Arrange the lines from the one with "password-input[interactable] <box>548 490" up to and including the one with "email-input[interactable] <box>548 398" as a Markdown table with the columns Nr and Line, leaving out blank lines.

# START OF Provided information

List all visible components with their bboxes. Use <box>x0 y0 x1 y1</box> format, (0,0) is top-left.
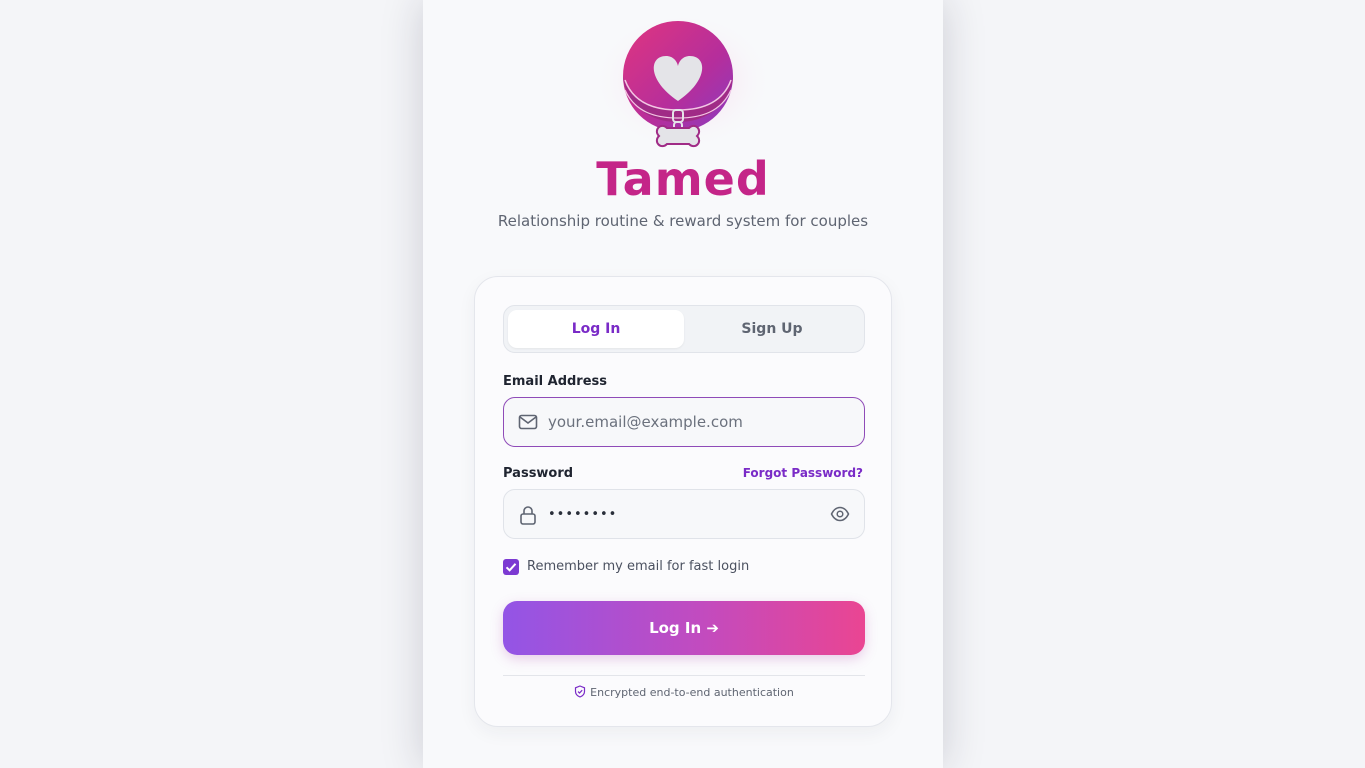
password-input[interactable] <box>548 490 828 538</box>
password-label: Password <box>503 466 574 481</box>
remember-label: Remember my email for fast login <box>527 559 750 574</box>
log-in-button[interactable]: Log In ➔ <box>503 601 865 655</box>
security-note-text: Encrypted end-to-end authentication <box>590 686 794 699</box>
tab-log-in[interactable]: Log In <box>508 310 684 348</box>
lock-icon <box>518 505 538 529</box>
email-field[interactable] <box>503 397 865 447</box>
check-icon <box>505 563 517 572</box>
email-input[interactable] <box>548 398 828 446</box>
auth-tabs: Log In Sign Up <box>503 305 865 353</box>
password-field[interactable] <box>503 489 865 539</box>
eye-icon[interactable] <box>830 504 850 528</box>
tab-sign-up[interactable]: Sign Up <box>684 310 860 348</box>
email-label: Email Address <box>503 374 608 389</box>
divider <box>503 675 865 676</box>
brand-name: Tamed <box>596 152 770 206</box>
shield-check-icon <box>574 685 586 701</box>
remember-checkbox[interactable] <box>503 559 519 575</box>
mail-icon <box>518 413 538 435</box>
heart-collar-bone-logo <box>593 18 773 158</box>
brand-tagline: Relationship routine & reward system for… <box>497 212 869 230</box>
login-card: Log In Sign Up Email Address Password Fo… <box>474 276 892 727</box>
security-note: Encrypted end-to-end authentication <box>475 685 893 699</box>
brand-header: Tamed Relationship routine & reward syst… <box>423 0 943 230</box>
forgot-password-link[interactable]: Forgot Password? <box>743 466 863 480</box>
auth-panel: Tamed Relationship routine & reward syst… <box>423 0 943 768</box>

# END OF Provided information

#### [Result of the task]
| Nr | Line |
|---|---|
| 1 | password-input[interactable] <box>548 490 828 538</box> |
| 2 | password-label: Password <box>503 466 574 481</box> |
| 3 | remember-label: Remember my email for fast login <box>527 559 750 574</box> |
| 4 | log-in-button[interactable]: Log In ➔ <box>503 601 865 655</box> |
| 5 | security-note-text: Encrypted end-to-end authentication <box>590 686 794 699</box> |
| 6 | tab-log-in[interactable]: Log In <box>508 310 684 348</box> |
| 7 | lock-icon <box>518 505 538 529</box> |
| 8 | email-field[interactable] <box>503 397 865 447</box> |
| 9 | check-icon <box>505 563 517 572</box> |
| 10 | email-input[interactable] <box>548 398 828 446</box> |